* [To be done]: Find every line in the records below that holds the word "Households", and copy each one.

• • • • •

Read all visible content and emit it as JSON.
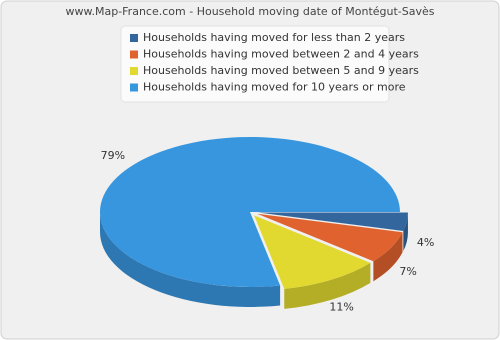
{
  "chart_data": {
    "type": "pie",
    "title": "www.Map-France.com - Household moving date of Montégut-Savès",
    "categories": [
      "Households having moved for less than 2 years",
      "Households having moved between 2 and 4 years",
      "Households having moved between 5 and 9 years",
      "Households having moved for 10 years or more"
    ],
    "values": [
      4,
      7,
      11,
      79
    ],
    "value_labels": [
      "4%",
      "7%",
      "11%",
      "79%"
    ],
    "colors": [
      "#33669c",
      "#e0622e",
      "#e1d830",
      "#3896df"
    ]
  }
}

• • • • •

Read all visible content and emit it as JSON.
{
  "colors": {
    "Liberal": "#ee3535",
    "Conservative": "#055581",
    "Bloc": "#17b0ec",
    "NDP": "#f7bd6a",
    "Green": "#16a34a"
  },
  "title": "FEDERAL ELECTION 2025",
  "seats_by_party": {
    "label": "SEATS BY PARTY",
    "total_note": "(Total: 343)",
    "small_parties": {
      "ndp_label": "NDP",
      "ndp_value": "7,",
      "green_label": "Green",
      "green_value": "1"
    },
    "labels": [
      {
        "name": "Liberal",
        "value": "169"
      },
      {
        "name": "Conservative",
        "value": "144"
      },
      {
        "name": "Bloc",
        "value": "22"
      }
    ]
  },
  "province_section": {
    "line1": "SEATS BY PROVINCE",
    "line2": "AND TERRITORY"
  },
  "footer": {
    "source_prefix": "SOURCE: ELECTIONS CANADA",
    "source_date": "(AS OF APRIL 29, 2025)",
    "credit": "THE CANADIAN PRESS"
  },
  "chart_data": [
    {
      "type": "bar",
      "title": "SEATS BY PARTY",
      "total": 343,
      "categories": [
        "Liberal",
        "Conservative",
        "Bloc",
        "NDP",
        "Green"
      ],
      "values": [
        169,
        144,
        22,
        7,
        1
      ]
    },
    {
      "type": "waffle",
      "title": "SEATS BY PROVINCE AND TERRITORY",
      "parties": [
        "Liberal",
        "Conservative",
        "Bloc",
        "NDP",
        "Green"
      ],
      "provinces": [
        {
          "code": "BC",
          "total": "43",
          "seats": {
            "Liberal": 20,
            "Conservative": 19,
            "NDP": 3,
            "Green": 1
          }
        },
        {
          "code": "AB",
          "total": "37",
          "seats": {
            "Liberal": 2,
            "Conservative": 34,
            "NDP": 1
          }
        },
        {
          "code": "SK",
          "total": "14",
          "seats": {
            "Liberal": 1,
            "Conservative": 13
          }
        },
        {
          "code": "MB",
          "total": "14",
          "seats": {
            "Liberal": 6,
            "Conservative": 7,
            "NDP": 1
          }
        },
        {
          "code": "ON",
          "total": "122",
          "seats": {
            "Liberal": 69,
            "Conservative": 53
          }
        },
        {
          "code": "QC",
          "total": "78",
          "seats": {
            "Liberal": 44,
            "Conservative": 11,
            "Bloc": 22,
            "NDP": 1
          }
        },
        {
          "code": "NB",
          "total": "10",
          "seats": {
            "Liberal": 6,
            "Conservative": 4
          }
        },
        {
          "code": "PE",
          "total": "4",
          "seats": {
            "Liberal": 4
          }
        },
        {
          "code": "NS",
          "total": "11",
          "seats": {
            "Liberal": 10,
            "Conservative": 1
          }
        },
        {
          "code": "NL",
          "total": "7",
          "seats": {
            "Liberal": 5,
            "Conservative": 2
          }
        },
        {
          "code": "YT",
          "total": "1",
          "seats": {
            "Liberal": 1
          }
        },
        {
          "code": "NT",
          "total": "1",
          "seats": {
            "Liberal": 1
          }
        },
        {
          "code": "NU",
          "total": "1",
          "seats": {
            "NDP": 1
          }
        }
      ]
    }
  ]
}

• • • • •

* [Problem solution]:
      "Households having moved for less than 2 years",
      "Households having moved between 2 and 4 years",
      "Households having moved between 5 and 9 years",
      "Households having moved for 10 years or more"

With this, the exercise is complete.